**What the exercise asks:**
Check every line of the material below for the string "text", and return the ones that have it.

* begin Materials provided *

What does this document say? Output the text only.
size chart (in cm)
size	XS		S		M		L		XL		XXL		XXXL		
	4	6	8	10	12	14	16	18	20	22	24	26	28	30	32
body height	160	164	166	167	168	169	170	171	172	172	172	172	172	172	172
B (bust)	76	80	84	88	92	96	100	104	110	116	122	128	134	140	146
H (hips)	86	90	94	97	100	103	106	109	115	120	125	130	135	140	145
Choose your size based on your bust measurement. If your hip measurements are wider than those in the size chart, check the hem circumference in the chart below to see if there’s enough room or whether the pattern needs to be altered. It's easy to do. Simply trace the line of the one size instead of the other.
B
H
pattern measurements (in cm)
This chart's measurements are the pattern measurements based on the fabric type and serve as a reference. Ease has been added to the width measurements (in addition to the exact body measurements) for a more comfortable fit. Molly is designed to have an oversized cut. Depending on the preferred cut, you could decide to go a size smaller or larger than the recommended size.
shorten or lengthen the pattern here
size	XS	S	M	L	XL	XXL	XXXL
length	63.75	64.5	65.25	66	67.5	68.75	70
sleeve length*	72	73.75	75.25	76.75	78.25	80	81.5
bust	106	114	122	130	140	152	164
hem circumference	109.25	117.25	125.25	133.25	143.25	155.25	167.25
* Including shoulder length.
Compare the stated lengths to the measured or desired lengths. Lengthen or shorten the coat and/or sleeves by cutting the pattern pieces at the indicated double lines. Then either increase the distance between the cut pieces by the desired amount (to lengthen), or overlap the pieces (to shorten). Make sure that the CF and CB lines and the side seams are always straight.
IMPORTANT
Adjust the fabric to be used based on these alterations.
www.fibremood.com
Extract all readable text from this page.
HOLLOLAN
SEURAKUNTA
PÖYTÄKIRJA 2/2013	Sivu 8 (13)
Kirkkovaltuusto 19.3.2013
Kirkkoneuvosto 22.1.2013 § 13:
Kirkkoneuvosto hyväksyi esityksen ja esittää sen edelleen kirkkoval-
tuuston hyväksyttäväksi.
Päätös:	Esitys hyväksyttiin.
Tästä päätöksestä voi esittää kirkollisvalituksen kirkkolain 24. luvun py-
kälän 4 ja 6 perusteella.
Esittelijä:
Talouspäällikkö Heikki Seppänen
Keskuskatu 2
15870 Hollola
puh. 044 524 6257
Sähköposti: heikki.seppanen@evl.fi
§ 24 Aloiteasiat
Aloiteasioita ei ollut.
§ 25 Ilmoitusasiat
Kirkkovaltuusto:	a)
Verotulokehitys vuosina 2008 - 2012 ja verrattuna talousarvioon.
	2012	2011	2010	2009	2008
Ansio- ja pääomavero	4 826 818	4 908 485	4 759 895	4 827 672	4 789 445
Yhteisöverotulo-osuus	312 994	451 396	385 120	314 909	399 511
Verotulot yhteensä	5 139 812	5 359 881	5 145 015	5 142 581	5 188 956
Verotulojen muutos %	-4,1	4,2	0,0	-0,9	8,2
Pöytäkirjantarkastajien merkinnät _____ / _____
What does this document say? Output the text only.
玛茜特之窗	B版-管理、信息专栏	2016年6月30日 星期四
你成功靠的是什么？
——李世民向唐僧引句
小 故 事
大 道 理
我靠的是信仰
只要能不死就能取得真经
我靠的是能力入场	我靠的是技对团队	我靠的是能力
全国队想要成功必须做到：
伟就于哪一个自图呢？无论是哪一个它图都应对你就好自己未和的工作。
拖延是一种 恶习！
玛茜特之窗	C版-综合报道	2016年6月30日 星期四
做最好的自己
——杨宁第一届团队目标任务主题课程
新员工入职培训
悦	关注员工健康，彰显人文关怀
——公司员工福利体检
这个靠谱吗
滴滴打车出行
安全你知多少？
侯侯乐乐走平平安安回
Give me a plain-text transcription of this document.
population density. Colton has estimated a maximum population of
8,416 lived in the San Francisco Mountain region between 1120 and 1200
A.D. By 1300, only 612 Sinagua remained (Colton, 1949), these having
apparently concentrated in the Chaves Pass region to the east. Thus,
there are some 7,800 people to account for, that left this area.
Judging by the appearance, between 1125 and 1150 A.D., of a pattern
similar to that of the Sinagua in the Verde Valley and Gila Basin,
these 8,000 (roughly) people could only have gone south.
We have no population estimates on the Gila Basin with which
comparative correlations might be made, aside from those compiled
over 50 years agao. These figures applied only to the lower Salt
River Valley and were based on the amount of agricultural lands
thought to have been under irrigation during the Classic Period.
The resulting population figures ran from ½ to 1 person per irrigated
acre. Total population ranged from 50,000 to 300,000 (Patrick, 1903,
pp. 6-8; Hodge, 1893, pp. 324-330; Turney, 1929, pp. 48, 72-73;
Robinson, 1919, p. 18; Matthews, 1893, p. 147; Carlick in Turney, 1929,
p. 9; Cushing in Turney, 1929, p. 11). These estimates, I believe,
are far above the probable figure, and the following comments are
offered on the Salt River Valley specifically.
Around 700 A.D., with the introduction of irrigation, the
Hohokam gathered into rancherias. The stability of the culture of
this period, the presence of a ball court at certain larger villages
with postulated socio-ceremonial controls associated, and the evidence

* end Materials provided *

**Expected answer:**
What does this document say? Output the text only.
Extract all readable text from this page.
What does this document say? Output the text only.
Give me a plain-text transcription of this document.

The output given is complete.